- **Description of the task**
Report every line from the material that contains the word "edição".

-----

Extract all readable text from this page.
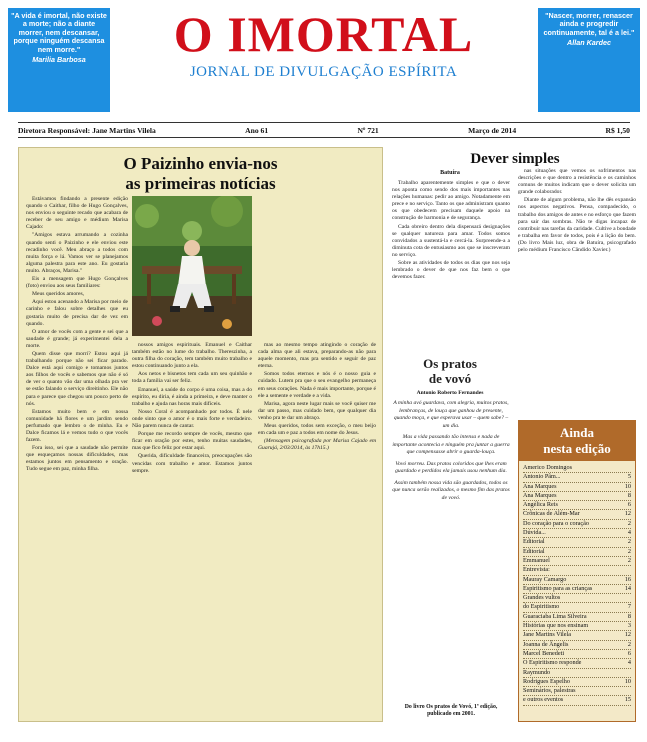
"A vida é imortal, não existe a morte; não a diante morrer, nem descansar, porque ninguém descansa nem morre."
Marilia Barbosa
"Nascer, morrer, renascer ainda e progredir continuamente, tal é a lei."
Allan Kardec
O IMORTAL
JORNAL DE DIVULGAÇÃO ESPÍRITA
Diretora Responsável: Jane Martins Vilela	Ano 61	Nº 721	Março de 2014	R$ 1,50
O Paizinho envia-nos
as primeiras notícias

Estávamos findando a presente edição quando o Caithar, filho de Hugo Gonçalves, nos enviou o seguinte recado que acabara de receber de seu amigo e médium Marisa Cajado:

"Amigos estava arrumando a cozinha quando senti o Paizinho e ele enviou este recadinho você. Meu abraço a todos com muita força e lá. Vamos ver se planejamos alguma palestra para este ano. Eu gostaria muito. Abraços, Marisa."

Eis a mensagem que Hugo Gonçalves (foto) enviou aos seus familiares:

Meus queridos amores,

Aqui estou acenando a Marisa por meio de carinho e falou sobre detalhes que eu gostaria muito de precisa dar de vez em quando.

O amor de vocês com a gente e sei que a saudade é grande; já experimentei dela a morte.

Quem disse que morri? Estou aqui já trabalhando porque não sei ficar parado. Dalce está aqui comigo e tomamos juntos aos filhos de vocês e sabemos que não é só de ver o quanto vão dar uma olhada pra ver se estão falando o serviço direitinho. Ele não para e parece que chegou um pouco perto de nós.

Estamos muito bem e em nossa comunidade há flores e um jardim sendo perfumado que lembro o de minha. Eu e Dalce ficamos lá e vemos tudo o que vocês fazem.

Fora isso, sei que a saudade não permite que esqueçamos nossas dificuldades, mas estamos juntos em pensamento e oração. Tudo segue em paz, minha filha.

nossos amigos espirituais. Emanuel e Caithar também estão no lume do trabalho. Thereszinha, a outra filha do coração, tem também muito trabalho e estou continuando junto a ela.

Aos netos e bisnetos tem cada um seu quinhão e toda a família vai ser feliz.

Emanuel, a saúde do corpo é uma coisa, mas a do espírito, eu diria, é ainda a primeira, e deve manter o trabalho e ajuda nas horas mais difíceis.

Nosso Coral é acompanhado por todos. É nele onde sinto que o amor é o mais forte e verdadeiro. Não parem nunca de cantar.

Porque me recordo sempre de vocês, mesmo que ficar em oração por estes, tenho muitas saudades, mas que fico feliz por estar aqui.

Querida, dificuldade financeira, preocupações são vencidas com trabalho e amor. Estamos juntos sempre.

mas ao mesmo tempo atingindo o coração de cada alma que ali estava, preparando-as não para aquele momento, mas pra sentido e seguir de paz eterna.

Somos todos eternos e nós é o nosso guia e cuidado. Lutem pra que o seu evangelho permaneça em seus corações. Nada é mais importante, porque é ele a semente e verdade e a vida.

Marisa, agora neste lugar mais se você quiser me dar um passo, mas cuidado bem, que qualquer dia venho pra te dar um abraço.

Meus queridos, todos sem exceção, o meu beijo em cada um e paz a todos em nome do Jesus.

(Mensagem psicografada por Marisa Cajado em Guarujá, 2/03/2014, às 17h15.)

Dever simples
Batuíra

Trabalho aparentemente simples e que o dever nos aponta como sendo dos mais importantes nas relações humanas: pedir ao amigo. Notadamente em prece e no serviço. Tanto os que administram quanto os que obedecem precisam daquele apoio na construção de harmonia e de segurança.

Cada obreiro dentro dela dispensará designações se qualquer natureza para amar. Todos somos convidados a sustentá-la e cercá-la. Surpreende-a a diminuta cota de entusiasmo aos que se inscreveram no serviço.

Sobre as atividades de todos os dias que nos seja lembrado o dever de que nos faz bem o que devemos fazer.

nas situações que vemos os sofrimentos nas descrições e que dentro a resistência e os caminhos comuns de muitos indicam que o dever solicita um grande colaborador.

Diante de algum problema, não lhe dês expansão nos aspectos negativos. Pensa, compadecido, o trabalho dos amigos de antes e no esforço que fazem para sair das sombras. Não te digas incapaz de contribuir nas tarefas da caridade. Cultive a bondade e trabalha em favor de todos, pois é a lição do bem. (Do livro Mais luz, obra de Batuíra, psicografado pelo médium Francisco Cândido Xavier.)

Os pratos
de vovó
Antonio Roberto Fernandes

A minha avó guardava, com alegria, muitos pratos, lembranças, de louça que ganhou de presente, quando moça, e que esperava usar – quem sabe? – um dia.

Mas a vida passando tão intensa e nada de importante acontecia e ninguém pra juntar a guerra que compensasse abrir o guarda-louça.

Vovó morreu. Das pratos coloridos que lhes eram guardado e perdidos ela jamais usou nenhum dia.

Assim também nossa vida são guardados, todos os que nunca serão realizados, o mesmo fim das pratos de vovó.

Do livro Os pratos de Vovó, 1ª edição, publicado em 2001.
Ainda
nesta edição
Americo Domingos
Antonio Pâm...	5
Ana Marques	10
Ana Marques	8
Angélica Reis	6
Crônicas de Além-Mar	12
Do coração para o coração	2
Dúvida...	4
Editorial	2
Editorial	2
Emmanuel	2
Entrevista:
Mauray Camargo	16
Espiritismo para as crianças	14
Grandes vultos
do Espiritismo	7
Guaraciaba Lima Silveira	8
Histórias que nos ensinam	3
Jane Martins Vilela	12
Joanna de Ângelis	2
Marcel Benedeti	6
O Espiritismo responde	4
Raymundo
Rodrigues Espelho	10
Seminários, palestras
e outros eventos	15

-----

- **Complete answer**
Estávamos findando a presente edição quando o Caithar, filho de Hugo Gonçalves, nos enviou o seguinte recado que acabara de receber de seu amigo e médium Marisa Cajado:
Do livro Os pratos de Vovó, 1ª edição, publicado em 2001.
nesta edição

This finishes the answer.